### What you need to do:
A - Decide whether each statement agrees with the passage on the Third Reich's economy below. Answer yes or no for each, and quote the words of the passage that settle it.
(i) By 1939, unemployment had fallen to 74 thousand people.
(ii) GNP reached 93 thousand million by 1932.
(iii) Real work creation was under way by spring 1933.
B - In the passage on the Third Reich's economy below, what did Guillebaud call the spring 1933 step that removed 1 million from the unemployment register? Please answer in a few words.
C - Carry on the passage on the Third Reich's economy below, starting after its final sentence.

C.W. Guillebaud, a Cambridge Economist, emphasized the economic successes achieved during the Third Reich, such as solving the economic stagnation and problems of mass unemployment, as a cause for Hitler’s maintenance of power. (The Third Reich – Politics and Propaganda, 1995, p.59). For example, figures show that compared to 1933 when over one-third of the population was unemployed, by 1939, only 74 thousand people were unemployed and that there were over 1 million job vacancies. This is a massive achievement on the part of the regime. Moreover, although Guillebaud says there was a ‘cynical book-keeping manoeuvre’ in spring 1933 which wiped 1 million off the unemployment register, by autumn 1933, there was real work creation. (The Third Reich – Politics and Propaganda, 1995, p.59).
It must be said that many of these jobs were created in ‘labour camps.’ Still, nevertheless, a considerable number of people were ‘offered’ tasks and jobs, which, perhaps, boosted their self-esteem and offered opportunities for promotion (Peukert, 1987, p.72). Moreover, the economy also experienced an economic ‘boom.’ This was partly due to Hitler’s rearmament programme and partly due to an increase in industrialization through programmes such as building the Autobahns. Still, nevertheless, GNP rose from 58 thousand million in 1932 to 93 thousand million by 1937. (Peukert, 1987, p.69). However, although it could be argued that the ‘successes’ were enough on their own to guarantee Hitler in power, one cannot ignore how propaganda exploited these successes.
Even where there was some opposition from industrial workers, who saw the economic ‘miracle’ in terms of increased working hours and reduced wages, they still welcomed the restoration of full employment and the economic upturn as portrayed in the propaganda. (The Third Reich – Politics and Propaganda, 1995, p.88) Propaganda also played an important role in convincing many workers that the economic ‘miracle’ was a direct result of Hitler’s leadership. Propaganda was used to promote a wide range of workers’ ‘schemes’ created by Hitler to highlight the successes of the new economy and, perhaps, enhance the idea of ‘Volksgemeinschaft’ and the necessity of Hitler to achieve this.

### Listing:
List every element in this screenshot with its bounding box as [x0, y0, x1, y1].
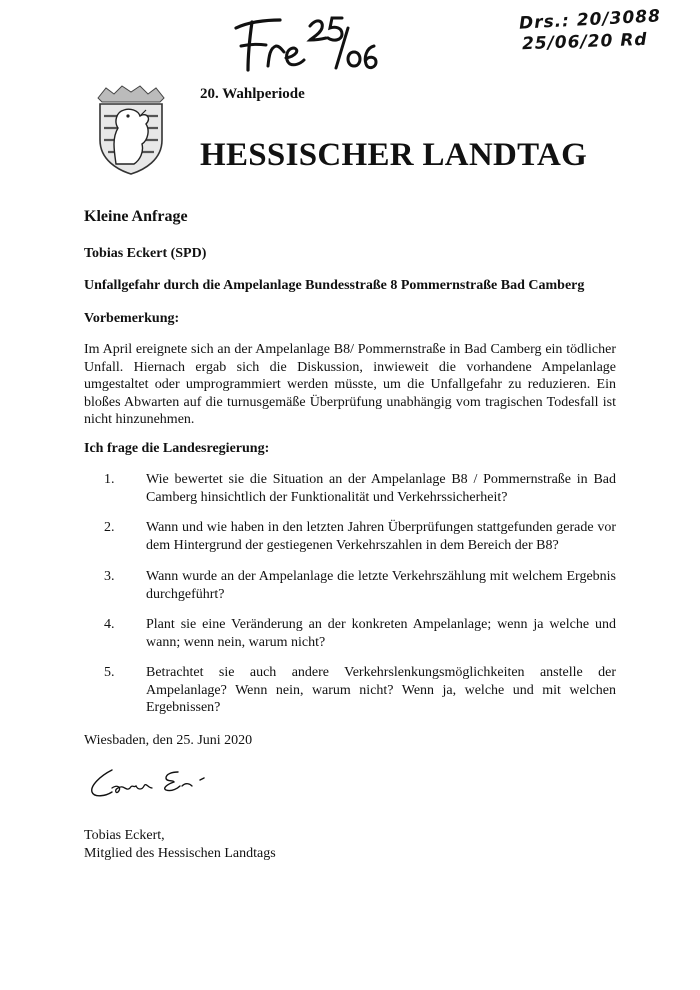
question-text: Plant sie eine Veränderung an der konkreten Ampelanlage; wenn ja welche und wann; wenn nein, warum nicht? [146, 617, 616, 650]
question-text: Wie bewertet sie die Situation an der Ampelanlage B8 / Pommernstraße in Bad Camberg hinsichtlich der Funktionalität und Verkehrssicherheit? [146, 472, 616, 505]
handwritten-date-note: 25/06/20 Rd [521, 29, 648, 55]
hessian-coat-of-arms-icon [94, 84, 168, 176]
handwritten-receipt-mark [228, 8, 378, 76]
question-number: 3. [104, 569, 115, 584]
question-text: Betrachtet sie auch andere Verkehrslenkungsmöglichkeiten anstelle der Ampelanlage? Wenn nein, warum nicht? Wenn ja, welche und mit welchen Ergebnissen? [146, 665, 616, 715]
question-text: Wann und wie haben in den letzten Jahren Überprüfungen stattgefunden gerade vor dem Hintergrund der gestiegenen Verkehrszahlen in dem Bereich der B8? [146, 520, 616, 553]
question-number: 1. [104, 472, 115, 487]
question-item [104, 519, 616, 554]
question-item [104, 471, 616, 506]
document-type-heading: Kleine Anfrage [84, 208, 188, 225]
signer-block [84, 827, 276, 863]
question-item [104, 568, 616, 603]
place-date: Wiesbaden, den 25. Juni 2020 [84, 733, 253, 748]
question-number: 2. [104, 520, 115, 535]
question-number: 5. [104, 665, 115, 680]
signature [82, 758, 222, 810]
preface-heading: Vorbemerkung: [84, 311, 180, 326]
question-item [104, 616, 616, 651]
author-line: Tobias Eckert (SPD) [84, 246, 207, 261]
legislative-period: 20. Wahlperiode [200, 86, 305, 102]
signer-role: Mitglied des Hessischen Landtags [84, 846, 276, 861]
question-number: 4. [104, 617, 115, 632]
preface-text: Im April ereignete sich an der Ampelanlage B8/ Pommernstraße in Bad Camberg ein tödlicher Unfall. Hiernach ergab sich die Diskussion, inwieweit die vorhandene Ampelanlage umgestaltet oder umprogrammiert werden müsste, um die Unfallgefahr zu reduzieren. Ein bloßes Abwarten auf die turnusgemäße Überprüfung unabhängig vom tragischen Todesfall ist nicht hinzunehmen. [84, 342, 616, 427]
signer-name: Tobias Eckert, [84, 828, 165, 843]
question-text: Wann wurde an der Ampelanlage die letzte Verkehrszählung mit welchem Ergebnis durchgeführt? [146, 569, 616, 602]
page-title: HESSISCHER LANDTAG [200, 137, 588, 173]
handwritten-print-number: Drs.: 20/3088 [518, 6, 662, 34]
question-item [104, 664, 616, 717]
subject-line: Unfallgefahr durch die Ampelanlage Bundesstraße 8 Pommernstraße Bad Camberg [84, 278, 585, 293]
questions-heading: Ich frage die Landesregierung: [84, 441, 270, 456]
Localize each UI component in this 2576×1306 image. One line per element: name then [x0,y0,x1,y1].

### Task responses:
A -
(i) Yes: "by 1939, only 74 thousand people were unemployed"
(ii) No: "GNP rose from 58 thousand million in 1932 to 93 thousand million by 1937"
(iii) No: "by autumn 1933, there was real work creation"

B - A "cynical book-keeping manoeuvre."

C -
Schemes such as ‘Beauty of Labour’ were designed to promote better working practices for Germans and the idea that conditions were going to improve in the workplace. Other schemes such as the ‘Strength Through Joy’ scheme organized leisure activities for the German labour force. Not only did this promise to give many workers new opportunities previously unavailable to them, such as weekend trips, Mediterranean cruises or the possibility of buying a ‘people’s car’ (Volkswagen) through new saving schemes; it also cleverly distracted workers from their loss of rights such as Trade Union membership and lower wages (The Third Reich – Politics and Propaganda, 1995, p.57). Some historians, however, believe that these schemes were unsuccessful.
Tim Mason, for example, argues that the ‘Strength Through Joy’ campaign was only a “qualified success amongst workers because only the better off could avoid excursions.”(Welch, Nazi Propaganda, 1983, p.189). Furthermore, he writes that propaganda aimed at highlighting reduced employment, perhaps, had more impact “amongst those not directly affected, than amongst workers forced into back-breaking work.” (Welch, Nazi Propaganda, 1983, pp.188-9) Nevertheless, although there were, perhaps, wide discrepancies between the Third Reich images of the economy as portrayed in the propaganda and the actual achievements of the regime through campaigns such as ‘Strength through Joy,’ what the propaganda was able to do was convince many that the economic ‘miracle’ was a sign that things were getting better. (The Third Reich – Politics and Propaganda, 1995, p.52).
Therefore, although it could be argued, perhaps, that there were many problems and inconveniences which could have provoked a reaction from the masses, due to clever propaganda, the overall balance was positive (Peukert, 1987, p.69). Moreover, the propaganda was also successful in convincing the ‘man in the street’ that the ‘economic miracle’ was a positive achievement of Hitler’s. (Peukert, 1987, p.70) Many historians have accounted for much of Hitler’s popularity from his achievements in foreign policy. Indeed, much is to be said about Hitler’s foreign policy successes, certainly before 1938. According to Welch, from 1936, when Hitler’s troops re-occupied the de-militarised Rhineland, until 1938 when they annexed the Sudetenland, Hitler won support from all sections of the community. (The Third Reich – Politics and Propaganda, 1995, pp.88-9).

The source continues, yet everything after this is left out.